### What to do
Where a line holds the string "Running", return that line.

### Raw data

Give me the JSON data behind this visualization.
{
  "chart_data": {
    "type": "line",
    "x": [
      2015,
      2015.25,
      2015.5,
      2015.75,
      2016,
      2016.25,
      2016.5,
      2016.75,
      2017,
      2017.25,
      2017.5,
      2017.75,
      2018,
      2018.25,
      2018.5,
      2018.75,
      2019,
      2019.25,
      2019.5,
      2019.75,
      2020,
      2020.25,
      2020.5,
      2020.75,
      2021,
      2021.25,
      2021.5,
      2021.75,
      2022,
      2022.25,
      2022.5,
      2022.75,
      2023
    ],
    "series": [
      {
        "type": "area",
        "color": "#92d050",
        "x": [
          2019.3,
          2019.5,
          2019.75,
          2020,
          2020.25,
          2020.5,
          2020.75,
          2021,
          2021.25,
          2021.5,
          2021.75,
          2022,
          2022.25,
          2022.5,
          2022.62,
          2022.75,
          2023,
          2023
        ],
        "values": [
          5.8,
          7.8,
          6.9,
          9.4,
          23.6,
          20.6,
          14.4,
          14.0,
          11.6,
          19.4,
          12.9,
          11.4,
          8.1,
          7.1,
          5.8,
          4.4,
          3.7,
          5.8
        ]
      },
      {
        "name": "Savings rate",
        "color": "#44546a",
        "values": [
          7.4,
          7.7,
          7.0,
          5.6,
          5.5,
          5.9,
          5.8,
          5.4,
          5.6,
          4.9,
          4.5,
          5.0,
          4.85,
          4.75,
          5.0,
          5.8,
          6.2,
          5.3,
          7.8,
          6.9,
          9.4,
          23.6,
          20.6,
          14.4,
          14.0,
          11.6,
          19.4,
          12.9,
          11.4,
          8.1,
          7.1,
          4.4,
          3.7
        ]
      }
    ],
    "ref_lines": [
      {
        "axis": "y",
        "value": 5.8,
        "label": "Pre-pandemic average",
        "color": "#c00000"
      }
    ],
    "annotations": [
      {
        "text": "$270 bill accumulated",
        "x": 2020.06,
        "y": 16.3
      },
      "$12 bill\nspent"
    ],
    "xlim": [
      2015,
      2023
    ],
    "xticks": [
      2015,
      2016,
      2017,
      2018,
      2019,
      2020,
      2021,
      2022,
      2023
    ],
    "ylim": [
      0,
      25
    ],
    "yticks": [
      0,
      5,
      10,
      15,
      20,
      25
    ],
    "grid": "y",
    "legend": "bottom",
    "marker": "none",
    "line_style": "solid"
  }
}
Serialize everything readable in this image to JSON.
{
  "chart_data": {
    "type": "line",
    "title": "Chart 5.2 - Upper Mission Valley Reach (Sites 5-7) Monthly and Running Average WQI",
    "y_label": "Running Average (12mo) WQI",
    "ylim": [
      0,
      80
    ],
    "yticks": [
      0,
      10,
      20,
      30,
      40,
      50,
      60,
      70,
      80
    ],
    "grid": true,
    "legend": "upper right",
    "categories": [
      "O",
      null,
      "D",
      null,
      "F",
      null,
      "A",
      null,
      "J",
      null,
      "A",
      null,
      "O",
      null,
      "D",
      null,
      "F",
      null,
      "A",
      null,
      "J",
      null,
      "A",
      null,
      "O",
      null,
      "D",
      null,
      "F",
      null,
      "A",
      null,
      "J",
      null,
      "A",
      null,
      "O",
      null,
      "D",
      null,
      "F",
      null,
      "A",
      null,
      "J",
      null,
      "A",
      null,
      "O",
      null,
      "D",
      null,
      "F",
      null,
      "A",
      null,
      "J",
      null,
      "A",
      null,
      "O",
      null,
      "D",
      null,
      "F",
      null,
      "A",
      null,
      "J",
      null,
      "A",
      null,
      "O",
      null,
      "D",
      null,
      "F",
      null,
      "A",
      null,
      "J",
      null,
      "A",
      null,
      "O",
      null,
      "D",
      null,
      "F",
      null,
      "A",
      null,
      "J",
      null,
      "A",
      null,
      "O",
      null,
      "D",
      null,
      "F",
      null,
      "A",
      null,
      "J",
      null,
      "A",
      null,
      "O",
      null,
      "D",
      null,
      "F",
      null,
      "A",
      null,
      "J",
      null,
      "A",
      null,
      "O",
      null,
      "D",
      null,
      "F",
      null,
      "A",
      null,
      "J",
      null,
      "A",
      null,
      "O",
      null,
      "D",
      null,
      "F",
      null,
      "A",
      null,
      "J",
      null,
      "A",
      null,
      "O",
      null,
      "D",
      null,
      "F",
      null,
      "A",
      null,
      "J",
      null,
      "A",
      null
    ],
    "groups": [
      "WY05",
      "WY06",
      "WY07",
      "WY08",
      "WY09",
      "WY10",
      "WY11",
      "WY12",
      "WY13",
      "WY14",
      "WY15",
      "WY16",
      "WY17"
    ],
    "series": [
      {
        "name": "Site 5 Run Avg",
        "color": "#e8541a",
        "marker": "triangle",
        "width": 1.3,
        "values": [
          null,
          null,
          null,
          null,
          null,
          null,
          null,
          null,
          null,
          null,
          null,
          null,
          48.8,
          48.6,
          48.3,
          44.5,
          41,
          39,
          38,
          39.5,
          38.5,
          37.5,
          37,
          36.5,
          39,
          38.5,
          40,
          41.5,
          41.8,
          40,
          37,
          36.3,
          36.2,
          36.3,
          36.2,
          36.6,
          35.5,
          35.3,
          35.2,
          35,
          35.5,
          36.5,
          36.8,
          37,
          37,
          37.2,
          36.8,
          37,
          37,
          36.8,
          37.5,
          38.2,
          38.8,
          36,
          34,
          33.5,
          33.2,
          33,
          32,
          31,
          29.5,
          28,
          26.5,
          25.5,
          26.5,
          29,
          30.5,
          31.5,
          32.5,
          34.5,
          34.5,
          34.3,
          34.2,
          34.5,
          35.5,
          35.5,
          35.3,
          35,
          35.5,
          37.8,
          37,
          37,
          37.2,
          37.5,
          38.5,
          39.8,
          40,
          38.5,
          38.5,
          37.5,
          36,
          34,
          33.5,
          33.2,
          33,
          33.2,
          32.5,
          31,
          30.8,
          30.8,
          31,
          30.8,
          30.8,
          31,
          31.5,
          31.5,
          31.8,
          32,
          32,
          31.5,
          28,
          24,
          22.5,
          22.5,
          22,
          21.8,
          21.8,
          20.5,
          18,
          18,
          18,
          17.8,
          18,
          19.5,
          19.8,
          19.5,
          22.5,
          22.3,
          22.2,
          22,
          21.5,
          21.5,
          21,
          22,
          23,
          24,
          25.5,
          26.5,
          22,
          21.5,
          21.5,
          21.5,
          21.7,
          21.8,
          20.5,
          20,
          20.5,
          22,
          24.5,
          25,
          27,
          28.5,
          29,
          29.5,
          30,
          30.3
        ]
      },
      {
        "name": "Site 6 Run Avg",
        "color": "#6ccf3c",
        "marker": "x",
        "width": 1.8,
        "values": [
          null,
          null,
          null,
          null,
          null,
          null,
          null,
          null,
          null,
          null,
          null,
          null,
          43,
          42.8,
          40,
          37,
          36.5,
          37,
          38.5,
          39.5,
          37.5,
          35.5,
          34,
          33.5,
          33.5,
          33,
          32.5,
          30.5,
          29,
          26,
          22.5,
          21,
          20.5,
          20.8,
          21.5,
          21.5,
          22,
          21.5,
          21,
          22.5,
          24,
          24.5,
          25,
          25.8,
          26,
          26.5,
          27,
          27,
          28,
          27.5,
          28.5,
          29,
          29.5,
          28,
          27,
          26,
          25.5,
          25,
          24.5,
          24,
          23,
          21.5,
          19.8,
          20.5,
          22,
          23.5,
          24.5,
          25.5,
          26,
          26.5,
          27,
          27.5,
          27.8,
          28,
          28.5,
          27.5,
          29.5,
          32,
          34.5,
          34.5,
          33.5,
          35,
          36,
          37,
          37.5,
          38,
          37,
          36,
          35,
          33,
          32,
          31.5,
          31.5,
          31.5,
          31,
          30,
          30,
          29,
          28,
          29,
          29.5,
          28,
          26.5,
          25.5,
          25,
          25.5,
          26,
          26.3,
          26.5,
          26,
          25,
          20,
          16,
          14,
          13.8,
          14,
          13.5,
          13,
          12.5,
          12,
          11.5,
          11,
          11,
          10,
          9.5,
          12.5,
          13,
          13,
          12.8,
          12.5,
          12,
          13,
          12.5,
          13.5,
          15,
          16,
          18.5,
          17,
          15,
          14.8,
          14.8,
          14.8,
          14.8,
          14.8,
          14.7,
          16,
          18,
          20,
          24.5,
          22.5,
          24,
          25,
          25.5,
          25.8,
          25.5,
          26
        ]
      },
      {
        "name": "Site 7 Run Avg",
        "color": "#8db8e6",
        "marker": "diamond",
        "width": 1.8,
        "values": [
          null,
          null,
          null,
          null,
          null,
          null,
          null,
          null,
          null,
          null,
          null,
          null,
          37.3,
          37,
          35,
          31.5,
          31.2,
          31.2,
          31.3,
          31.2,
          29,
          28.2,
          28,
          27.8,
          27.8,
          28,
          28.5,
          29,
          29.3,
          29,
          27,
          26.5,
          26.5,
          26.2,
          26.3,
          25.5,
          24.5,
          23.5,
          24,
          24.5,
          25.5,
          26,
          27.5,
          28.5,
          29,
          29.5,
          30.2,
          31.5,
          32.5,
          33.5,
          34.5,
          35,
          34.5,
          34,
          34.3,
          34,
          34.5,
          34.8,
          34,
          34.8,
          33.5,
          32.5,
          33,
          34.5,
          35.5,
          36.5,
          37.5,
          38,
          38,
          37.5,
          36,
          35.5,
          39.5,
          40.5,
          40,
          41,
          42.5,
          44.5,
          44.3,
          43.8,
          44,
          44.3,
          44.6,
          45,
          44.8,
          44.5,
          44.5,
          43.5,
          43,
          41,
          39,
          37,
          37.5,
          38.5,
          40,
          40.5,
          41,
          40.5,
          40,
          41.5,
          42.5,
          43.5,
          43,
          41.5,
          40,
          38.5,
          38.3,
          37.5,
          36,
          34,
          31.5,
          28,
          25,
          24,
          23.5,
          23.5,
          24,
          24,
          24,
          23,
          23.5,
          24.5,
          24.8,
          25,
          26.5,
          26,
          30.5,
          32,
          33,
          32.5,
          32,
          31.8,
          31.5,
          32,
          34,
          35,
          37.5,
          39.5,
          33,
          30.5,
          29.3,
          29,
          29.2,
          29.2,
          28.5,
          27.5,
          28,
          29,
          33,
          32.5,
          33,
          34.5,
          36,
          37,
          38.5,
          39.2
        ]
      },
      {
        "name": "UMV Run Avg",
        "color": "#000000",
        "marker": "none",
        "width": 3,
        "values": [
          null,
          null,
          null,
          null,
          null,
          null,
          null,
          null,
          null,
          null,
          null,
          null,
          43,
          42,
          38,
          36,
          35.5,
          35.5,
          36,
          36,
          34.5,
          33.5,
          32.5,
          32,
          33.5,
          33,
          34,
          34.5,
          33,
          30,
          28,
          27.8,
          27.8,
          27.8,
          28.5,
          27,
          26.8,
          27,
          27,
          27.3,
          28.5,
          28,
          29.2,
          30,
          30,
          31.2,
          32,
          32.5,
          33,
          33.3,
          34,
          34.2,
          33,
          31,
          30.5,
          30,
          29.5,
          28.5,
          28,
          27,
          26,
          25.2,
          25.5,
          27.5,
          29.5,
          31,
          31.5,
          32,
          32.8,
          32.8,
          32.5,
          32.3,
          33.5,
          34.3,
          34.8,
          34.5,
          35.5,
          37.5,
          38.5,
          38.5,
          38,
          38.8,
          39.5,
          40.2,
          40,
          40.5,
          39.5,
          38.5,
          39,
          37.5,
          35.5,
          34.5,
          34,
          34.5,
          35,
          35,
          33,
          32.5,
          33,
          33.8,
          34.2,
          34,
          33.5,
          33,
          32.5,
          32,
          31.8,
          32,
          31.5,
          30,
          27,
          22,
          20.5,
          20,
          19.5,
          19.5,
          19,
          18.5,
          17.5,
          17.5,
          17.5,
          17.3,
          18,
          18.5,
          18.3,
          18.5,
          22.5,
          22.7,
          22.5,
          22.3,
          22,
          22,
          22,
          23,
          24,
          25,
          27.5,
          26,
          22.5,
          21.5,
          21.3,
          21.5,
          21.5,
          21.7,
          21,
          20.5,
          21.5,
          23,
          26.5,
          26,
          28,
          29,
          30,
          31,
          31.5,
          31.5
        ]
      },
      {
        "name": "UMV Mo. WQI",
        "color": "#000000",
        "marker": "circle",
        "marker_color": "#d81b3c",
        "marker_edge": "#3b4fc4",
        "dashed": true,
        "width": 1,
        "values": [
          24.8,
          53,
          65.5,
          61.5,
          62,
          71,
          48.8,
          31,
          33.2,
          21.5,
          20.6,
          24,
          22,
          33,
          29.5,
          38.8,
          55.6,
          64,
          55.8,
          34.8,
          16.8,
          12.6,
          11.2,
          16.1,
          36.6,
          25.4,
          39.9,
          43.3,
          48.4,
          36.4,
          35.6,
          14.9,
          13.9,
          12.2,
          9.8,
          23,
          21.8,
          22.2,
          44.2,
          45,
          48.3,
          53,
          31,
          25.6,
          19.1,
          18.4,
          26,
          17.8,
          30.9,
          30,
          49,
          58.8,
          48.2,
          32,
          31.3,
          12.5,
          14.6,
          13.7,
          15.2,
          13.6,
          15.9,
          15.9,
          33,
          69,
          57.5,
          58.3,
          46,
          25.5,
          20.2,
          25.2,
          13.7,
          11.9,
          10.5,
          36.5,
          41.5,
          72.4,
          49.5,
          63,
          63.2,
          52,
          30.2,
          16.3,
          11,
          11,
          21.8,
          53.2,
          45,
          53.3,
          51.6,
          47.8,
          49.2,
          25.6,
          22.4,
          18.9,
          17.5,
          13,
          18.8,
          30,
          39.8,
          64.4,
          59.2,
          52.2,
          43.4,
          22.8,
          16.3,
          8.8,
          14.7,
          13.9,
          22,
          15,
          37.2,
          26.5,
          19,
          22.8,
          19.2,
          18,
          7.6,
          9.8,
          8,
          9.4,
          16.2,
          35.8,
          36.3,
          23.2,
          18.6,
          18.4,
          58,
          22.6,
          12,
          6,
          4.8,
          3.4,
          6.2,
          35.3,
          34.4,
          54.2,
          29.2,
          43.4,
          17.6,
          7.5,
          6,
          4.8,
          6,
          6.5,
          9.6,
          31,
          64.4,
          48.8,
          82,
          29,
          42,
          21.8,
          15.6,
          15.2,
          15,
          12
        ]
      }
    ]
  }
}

### Problem solution
    "title": "Chart 5.2 - Upper Mission Valley Reach (Sites 5-7) Monthly and Running Average WQI",
    "y_label": "Running Average (12mo) WQI",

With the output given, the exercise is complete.